[Chart and figure data]
--
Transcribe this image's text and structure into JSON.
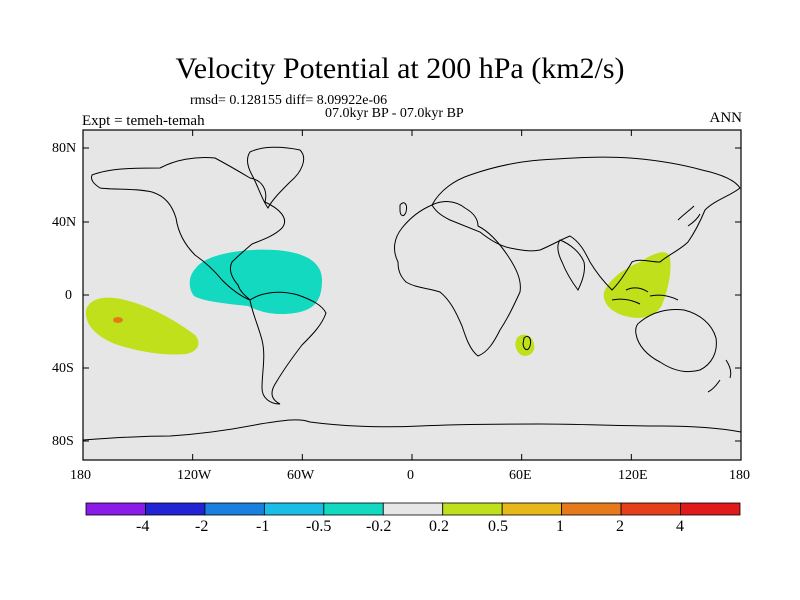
{
  "title": "Velocity Potential at 200 hPa (km2/s)",
  "stats_line": "rmsd= 0.128155 diff= 8.09922e-06",
  "period_line": "07.0kyr BP - 07.0kyr BP",
  "expt_label": "Expt = temeh-temah",
  "season_label": "ANN",
  "y_ticks": [
    "80N",
    "40N",
    "0",
    "40S",
    "80S"
  ],
  "x_ticks": [
    "180",
    "120W",
    "60W",
    "0",
    "60E",
    "120E",
    "180"
  ],
  "colorbar": {
    "colors": [
      "#8a1be8",
      "#2323d6",
      "#1a80e0",
      "#19bde6",
      "#12d9bf",
      "#e6e6e6",
      "#bfe01a",
      "#e6b81a",
      "#e67a1a",
      "#e6401a",
      "#e01a1a"
    ],
    "labels": [
      "-4",
      "-2",
      "-1",
      "-0.5",
      "-0.2",
      "0.2",
      "0.5",
      "1",
      "2",
      "4"
    ]
  },
  "map": {
    "background": "#e6e6e6",
    "neg_fill": "#12d9bf",
    "pos_fill": "#bfe01a",
    "hot_fill": "#e67a1a"
  }
}
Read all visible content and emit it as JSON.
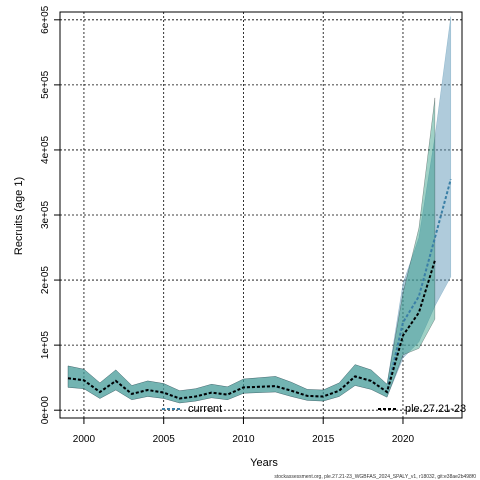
{
  "chart_data": {
    "type": "line",
    "title": "",
    "xlabel": "Years",
    "ylabel": "Recruits (age 1)",
    "xlim": [
      1998.5,
      2023.7
    ],
    "ylim": [
      -12000,
      612000
    ],
    "x_ticks": [
      2000,
      2005,
      2010,
      2015,
      2020
    ],
    "x_tick_labels": [
      "2000",
      "2005",
      "2010",
      "2015",
      "2020"
    ],
    "y_ticks": [
      0,
      100000,
      200000,
      300000,
      400000,
      500000,
      600000
    ],
    "y_tick_labels": [
      "0e+00",
      "1e+05",
      "2e+05",
      "3e+05",
      "4e+05",
      "5e+05",
      "6e+05"
    ],
    "grid": true,
    "legend_position": "bottom",
    "series": [
      {
        "name": "current",
        "color": "#3a7fa6",
        "band_color": "#5f97b8",
        "x": [
          1999,
          2000,
          2001,
          2002,
          2003,
          2004,
          2005,
          2006,
          2007,
          2008,
          2009,
          2010,
          2011,
          2012,
          2013,
          2014,
          2015,
          2016,
          2017,
          2018,
          2019,
          2020,
          2021,
          2022,
          2023
        ],
        "values": [
          49000,
          46000,
          28000,
          45000,
          25000,
          31000,
          27000,
          18000,
          21000,
          27000,
          24000,
          35000,
          36000,
          37000,
          30000,
          22000,
          21000,
          30000,
          52000,
          45000,
          28000,
          135000,
          175000,
          265000,
          355000
        ],
        "lower": [
          35000,
          33000,
          18000,
          31000,
          16000,
          21000,
          18000,
          11000,
          14000,
          19000,
          16000,
          26000,
          27000,
          28000,
          21000,
          15000,
          14000,
          21000,
          38000,
          32000,
          20000,
          80000,
          105000,
          160000,
          205000
        ],
        "upper": [
          68000,
          63000,
          42000,
          62000,
          38000,
          45000,
          41000,
          30000,
          33000,
          40000,
          36000,
          48000,
          50000,
          52000,
          43000,
          32000,
          31000,
          42000,
          70000,
          62000,
          40000,
          195000,
          265000,
          420000,
          605000
        ]
      },
      {
        "name": "ple.27.21-23",
        "color": "#000000",
        "band_color": "#2a9a80",
        "x": [
          1999,
          2000,
          2001,
          2002,
          2003,
          2004,
          2005,
          2006,
          2007,
          2008,
          2009,
          2010,
          2011,
          2012,
          2013,
          2014,
          2015,
          2016,
          2017,
          2018,
          2019,
          2020,
          2021,
          2022
        ],
        "values": [
          49000,
          46000,
          28000,
          45000,
          25000,
          31000,
          27000,
          18000,
          21000,
          27000,
          24000,
          35000,
          36000,
          37000,
          30000,
          22000,
          21000,
          30000,
          52000,
          45000,
          28000,
          115000,
          150000,
          230000
        ],
        "lower": [
          35000,
          33000,
          18000,
          31000,
          16000,
          21000,
          18000,
          11000,
          14000,
          19000,
          16000,
          26000,
          27000,
          28000,
          21000,
          15000,
          14000,
          21000,
          38000,
          32000,
          20000,
          85000,
          95000,
          140000
        ],
        "upper": [
          68000,
          63000,
          42000,
          62000,
          38000,
          45000,
          41000,
          30000,
          33000,
          40000,
          36000,
          48000,
          50000,
          52000,
          43000,
          32000,
          31000,
          42000,
          70000,
          62000,
          40000,
          180000,
          280000,
          480000
        ]
      }
    ]
  },
  "legend": {
    "current_label": "current",
    "stock_label": "ple.27.21-23"
  },
  "footer": "stockassessment.org, ple.27.21-23_WGBFAS_2024_SPALY_v1, r18032, git:e38ae2b498f0"
}
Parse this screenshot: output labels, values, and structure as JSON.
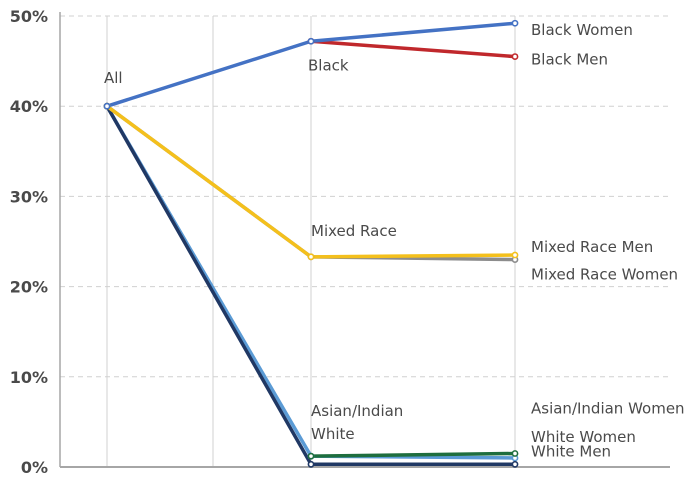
{
  "chart_data": {
    "type": "line",
    "title": "",
    "xlabel": "",
    "ylabel": "",
    "ylim": [
      0,
      50
    ],
    "y_ticks": [
      "0%",
      "10%",
      "20%",
      "30%",
      "40%",
      "50%"
    ],
    "y_tick_values": [
      0,
      10,
      20,
      30,
      40,
      50
    ],
    "grid": true,
    "x_stages": [
      0,
      1,
      2,
      3
    ],
    "series": [
      {
        "values": [
          40,
          1.2,
          1.0
        ],
        "x": [
          0,
          2,
          3
        ],
        "color": "#5b9bd5"
      },
      {
        "values": [
          40,
          0.3,
          0.3
        ],
        "x": [
          0,
          2,
          3
        ],
        "color": "#203864"
      },
      {
        "values": [
          1.2,
          1.5
        ],
        "x": [
          2,
          3
        ],
        "color": "#1e6e3e"
      },
      {
        "values": [
          40,
          23.3,
          23.0
        ],
        "x": [
          0,
          2,
          3
        ],
        "color": "#8c8c8c"
      },
      {
        "values": [
          40,
          23.3,
          23.5
        ],
        "x": [
          0,
          2,
          3
        ],
        "color": "#f4c01c"
      },
      {
        "values": [
          47.2,
          45.5
        ],
        "x": [
          2,
          3
        ],
        "color": "#c0282c"
      },
      {
        "values": [
          40,
          47.2,
          49.2
        ],
        "x": [
          0,
          2,
          3
        ],
        "color": "#4472c4"
      }
    ],
    "annotations": [
      {
        "text": "All",
        "x": 0,
        "y": 40
      },
      {
        "text": "Black",
        "x": 2,
        "y": 47.2
      },
      {
        "text": "Mixed Race",
        "x": 2,
        "y": 23.3
      },
      {
        "text": "Asian/Indian",
        "x": 2,
        "y": 1.2
      },
      {
        "text": "White",
        "x": 2,
        "y": 1.2
      },
      {
        "text": "Black Women",
        "x": 3,
        "y": 49.2
      },
      {
        "text": "Black Men",
        "x": 3,
        "y": 45.5
      },
      {
        "text": "Mixed Race Men",
        "x": 3,
        "y": 23.5
      },
      {
        "text": "Mixed Race Women",
        "x": 3,
        "y": 23.0
      },
      {
        "text": "Asian/Indian Women",
        "x": 3,
        "y": 1.5
      },
      {
        "text": "White Women",
        "x": 3,
        "y": 1.0
      },
      {
        "text": "White Men",
        "x": 3,
        "y": 0.3
      }
    ]
  }
}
--
Challenge:
Show each line in the entries that holds the string "Asian".

Exercise output:
        "text": "Asian/Indian",
        "text": "Asian/Indian Women",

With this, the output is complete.